(begin)

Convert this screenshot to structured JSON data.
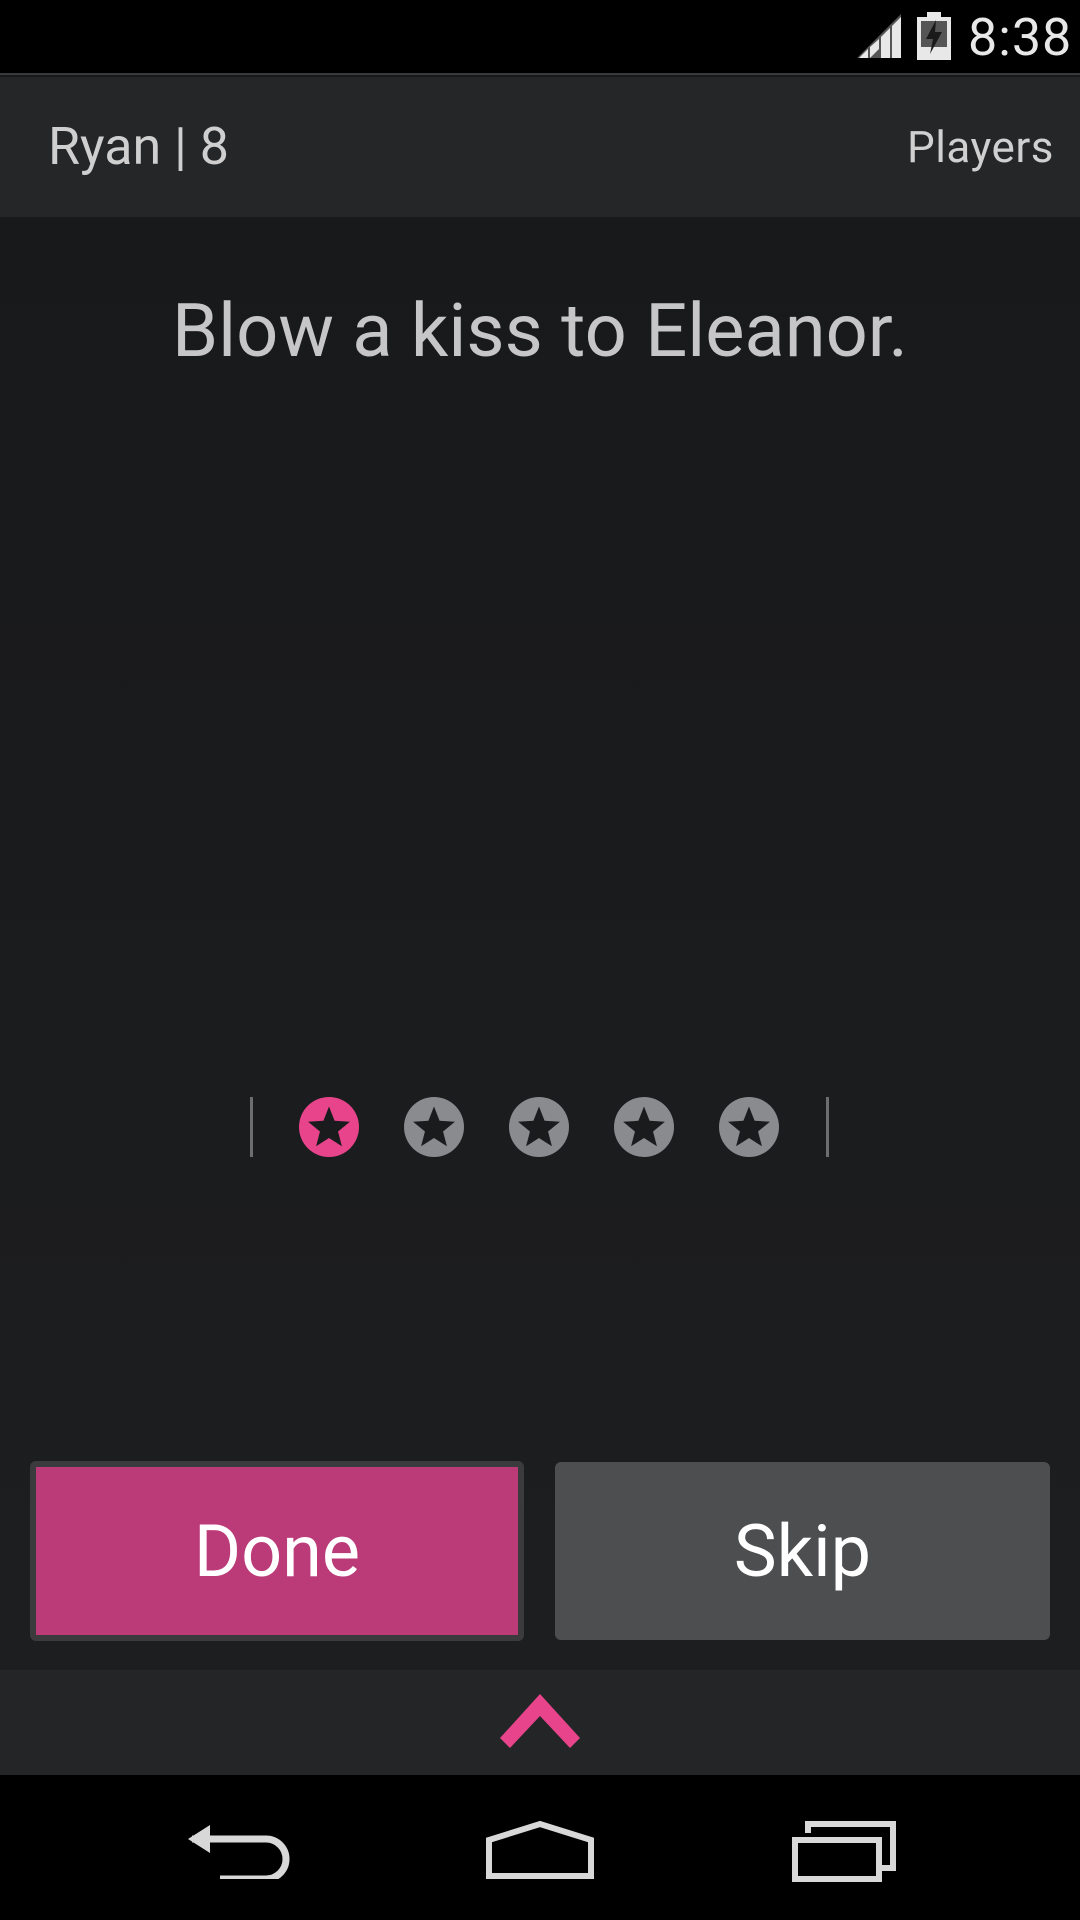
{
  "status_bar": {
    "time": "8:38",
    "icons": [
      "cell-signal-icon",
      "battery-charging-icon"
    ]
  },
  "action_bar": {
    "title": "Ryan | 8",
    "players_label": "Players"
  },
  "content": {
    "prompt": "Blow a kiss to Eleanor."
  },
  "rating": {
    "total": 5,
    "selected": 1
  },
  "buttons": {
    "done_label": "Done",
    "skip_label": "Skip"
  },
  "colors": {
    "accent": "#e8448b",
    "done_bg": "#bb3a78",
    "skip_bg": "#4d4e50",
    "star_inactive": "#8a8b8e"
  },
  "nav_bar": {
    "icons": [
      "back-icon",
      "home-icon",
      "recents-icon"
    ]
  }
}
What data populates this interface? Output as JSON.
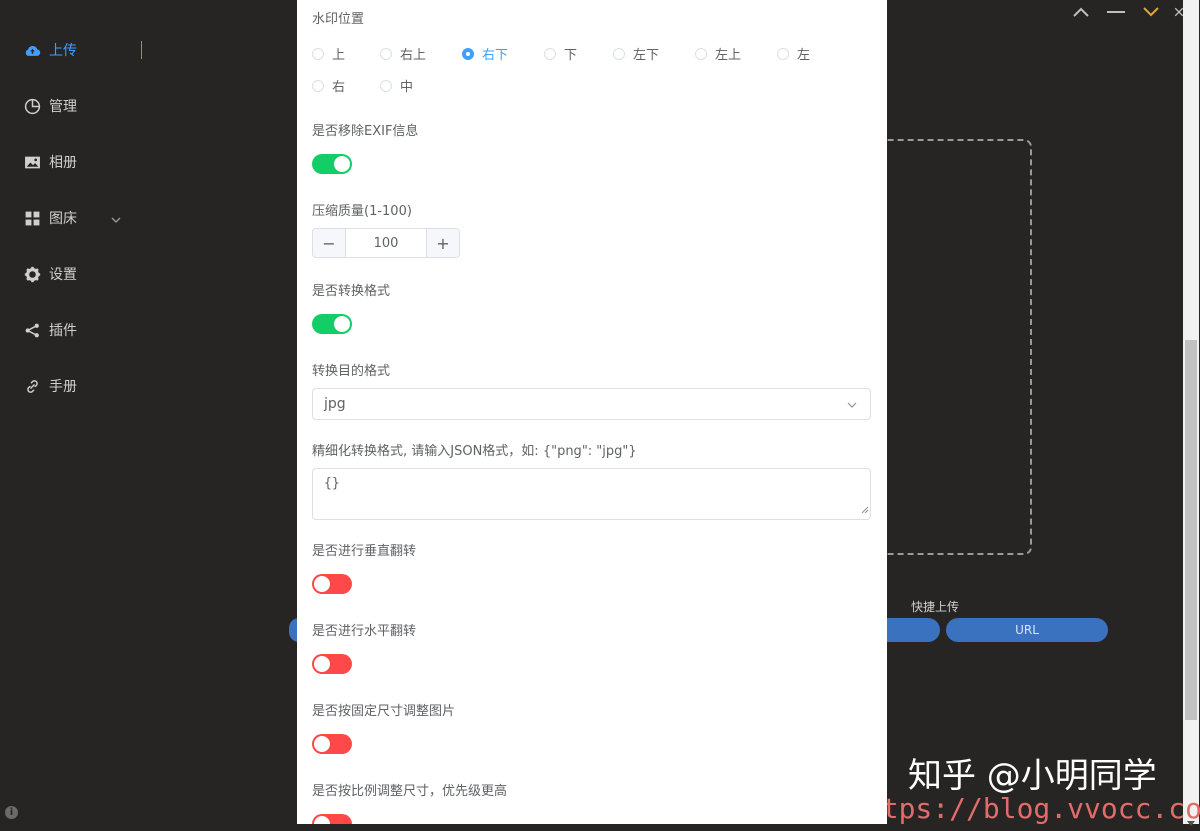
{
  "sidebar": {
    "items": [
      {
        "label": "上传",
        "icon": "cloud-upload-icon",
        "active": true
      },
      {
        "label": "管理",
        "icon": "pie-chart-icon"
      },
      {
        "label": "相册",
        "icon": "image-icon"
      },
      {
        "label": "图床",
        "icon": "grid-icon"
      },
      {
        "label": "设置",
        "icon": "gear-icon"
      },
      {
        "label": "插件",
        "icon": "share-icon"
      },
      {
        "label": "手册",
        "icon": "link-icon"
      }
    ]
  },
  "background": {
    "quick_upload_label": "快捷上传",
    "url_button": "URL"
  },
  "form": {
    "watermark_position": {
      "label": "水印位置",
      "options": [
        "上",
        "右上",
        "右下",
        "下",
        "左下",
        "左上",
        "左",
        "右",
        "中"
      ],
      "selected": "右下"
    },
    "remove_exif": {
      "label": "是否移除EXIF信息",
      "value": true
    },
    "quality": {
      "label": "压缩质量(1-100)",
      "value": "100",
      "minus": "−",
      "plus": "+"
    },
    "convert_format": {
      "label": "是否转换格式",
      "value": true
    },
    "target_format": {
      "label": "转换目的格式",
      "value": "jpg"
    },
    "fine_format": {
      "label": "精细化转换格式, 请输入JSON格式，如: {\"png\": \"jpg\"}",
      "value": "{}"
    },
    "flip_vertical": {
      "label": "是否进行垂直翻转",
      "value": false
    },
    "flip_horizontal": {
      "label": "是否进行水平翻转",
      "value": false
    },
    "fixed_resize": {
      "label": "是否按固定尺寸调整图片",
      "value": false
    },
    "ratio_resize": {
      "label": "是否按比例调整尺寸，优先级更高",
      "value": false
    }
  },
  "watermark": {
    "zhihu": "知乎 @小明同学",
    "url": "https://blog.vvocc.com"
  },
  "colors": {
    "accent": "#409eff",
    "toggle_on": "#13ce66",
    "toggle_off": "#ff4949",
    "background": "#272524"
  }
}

(end)

▶ _WHAT THIS TASK INVOLVES_:
Pictures are excluded; copy every other part of the records exactly.

▶ _SOLUTION TO THIS EXERCISE_:
Convert this screenshot to structured JSON data.
{
  "status_bar": {
    "time": "8:38",
    "icons": [
      "cell-signal-icon",
      "battery-charging-icon"
    ]
  },
  "action_bar": {
    "title": "Ryan | 8",
    "players_label": "Players"
  },
  "content": {
    "prompt": "Blow a kiss to Eleanor."
  },
  "rating": {
    "total": 5,
    "selected": 1
  },
  "buttons": {
    "done_label": "Done",
    "skip_label": "Skip"
  },
  "colors": {
    "accent": "#e8448b",
    "done_bg": "#bb3a78",
    "skip_bg": "#4d4e50",
    "star_inactive": "#8a8b8e"
  },
  "nav_bar": {
    "icons": [
      "back-icon",
      "home-icon",
      "recents-icon"
    ]
  }
}
What data populates this interface? Output as JSON.
{
  "sidebar": {
    "items": [
      {
        "label": "上传",
        "icon": "cloud-upload-icon",
        "active": true
      },
      {
        "label": "管理",
        "icon": "pie-chart-icon"
      },
      {
        "label": "相册",
        "icon": "image-icon"
      },
      {
        "label": "图床",
        "icon": "grid-icon"
      },
      {
        "label": "设置",
        "icon": "gear-icon"
      },
      {
        "label": "插件",
        "icon": "share-icon"
      },
      {
        "label": "手册",
        "icon": "link-icon"
      }
    ]
  },
  "background": {
    "quick_upload_label": "快捷上传",
    "url_button": "URL"
  },
  "form": {
    "watermark_position": {
      "label": "水印位置",
      "options": [
        "上",
        "右上",
        "右下",
        "下",
        "左下",
        "左上",
        "左",
        "右",
        "中"
      ],
      "selected": "右下"
    },
    "remove_exif": {
      "label": "是否移除EXIF信息",
      "value": true
    },
    "quality": {
      "label": "压缩质量(1-100)",
      "value": "100",
      "minus": "−",
      "plus": "+"
    },
    "convert_format": {
      "label": "是否转换格式",
      "value": true
    },
    "target_format": {
      "label": "转换目的格式",
      "value": "jpg"
    },
    "fine_format": {
      "label": "精细化转换格式, 请输入JSON格式，如: {\"png\": \"jpg\"}",
      "value": "{}"
    },
    "flip_vertical": {
      "label": "是否进行垂直翻转",
      "value": false
    },
    "flip_horizontal": {
      "label": "是否进行水平翻转",
      "value": false
    },
    "fixed_resize": {
      "label": "是否按固定尺寸调整图片",
      "value": false
    },
    "ratio_resize": {
      "label": "是否按比例调整尺寸，优先级更高",
      "value": false
    }
  },
  "watermark": {
    "zhihu": "知乎 @小明同学",
    "url": "https://blog.vvocc.com"
  },
  "colors": {
    "accent": "#409eff",
    "toggle_on": "#13ce66",
    "toggle_off": "#ff4949",
    "background": "#272524"
  }
}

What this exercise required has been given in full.